# To be done:
Copy every line in which the string "Salgskonto" occurs.

# Dataset rows:
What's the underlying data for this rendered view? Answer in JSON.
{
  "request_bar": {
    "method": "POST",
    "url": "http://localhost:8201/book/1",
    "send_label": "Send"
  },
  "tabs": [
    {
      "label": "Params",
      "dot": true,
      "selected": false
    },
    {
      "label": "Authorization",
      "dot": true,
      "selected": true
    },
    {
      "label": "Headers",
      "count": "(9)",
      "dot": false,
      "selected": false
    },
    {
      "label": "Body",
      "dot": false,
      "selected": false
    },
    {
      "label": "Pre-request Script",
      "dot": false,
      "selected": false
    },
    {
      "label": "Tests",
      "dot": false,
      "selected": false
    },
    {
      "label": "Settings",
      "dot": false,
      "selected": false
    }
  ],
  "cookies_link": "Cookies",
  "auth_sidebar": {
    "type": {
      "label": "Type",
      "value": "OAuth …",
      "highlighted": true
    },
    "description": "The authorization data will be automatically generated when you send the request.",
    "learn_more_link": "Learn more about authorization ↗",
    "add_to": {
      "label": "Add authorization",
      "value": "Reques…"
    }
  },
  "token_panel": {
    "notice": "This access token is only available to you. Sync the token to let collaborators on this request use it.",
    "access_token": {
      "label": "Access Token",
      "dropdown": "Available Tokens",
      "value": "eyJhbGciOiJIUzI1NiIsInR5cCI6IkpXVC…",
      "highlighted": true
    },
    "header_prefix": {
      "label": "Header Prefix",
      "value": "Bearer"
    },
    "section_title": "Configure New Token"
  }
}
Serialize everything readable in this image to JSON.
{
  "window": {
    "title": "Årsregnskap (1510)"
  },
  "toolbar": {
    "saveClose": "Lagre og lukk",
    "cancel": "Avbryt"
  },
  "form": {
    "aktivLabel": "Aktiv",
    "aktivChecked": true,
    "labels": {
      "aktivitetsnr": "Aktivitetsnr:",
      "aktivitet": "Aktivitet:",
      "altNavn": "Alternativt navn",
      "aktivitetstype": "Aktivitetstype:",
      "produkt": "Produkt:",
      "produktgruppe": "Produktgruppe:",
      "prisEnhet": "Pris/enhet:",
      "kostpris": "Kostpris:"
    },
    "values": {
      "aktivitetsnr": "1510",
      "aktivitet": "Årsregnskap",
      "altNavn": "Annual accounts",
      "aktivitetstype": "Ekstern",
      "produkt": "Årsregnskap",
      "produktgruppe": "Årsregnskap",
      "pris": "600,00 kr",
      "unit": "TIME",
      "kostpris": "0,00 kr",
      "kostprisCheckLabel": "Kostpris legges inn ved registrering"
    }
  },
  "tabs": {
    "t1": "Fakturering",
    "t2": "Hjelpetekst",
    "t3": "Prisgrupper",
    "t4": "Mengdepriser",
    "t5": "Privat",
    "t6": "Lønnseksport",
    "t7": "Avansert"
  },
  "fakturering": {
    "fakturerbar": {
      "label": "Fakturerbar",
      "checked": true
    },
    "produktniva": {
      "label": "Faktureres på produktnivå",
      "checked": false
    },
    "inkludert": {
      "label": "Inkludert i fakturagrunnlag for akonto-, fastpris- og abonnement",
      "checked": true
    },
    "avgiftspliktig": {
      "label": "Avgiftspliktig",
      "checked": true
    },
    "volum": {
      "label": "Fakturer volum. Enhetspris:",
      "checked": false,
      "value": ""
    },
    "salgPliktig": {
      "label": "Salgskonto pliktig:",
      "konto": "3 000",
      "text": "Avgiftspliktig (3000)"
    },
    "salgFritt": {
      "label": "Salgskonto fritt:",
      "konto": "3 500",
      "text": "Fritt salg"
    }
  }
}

# Complete answer:
      "label": "Salgskonto pliktig:",
      "label": "Salgskonto fritt:",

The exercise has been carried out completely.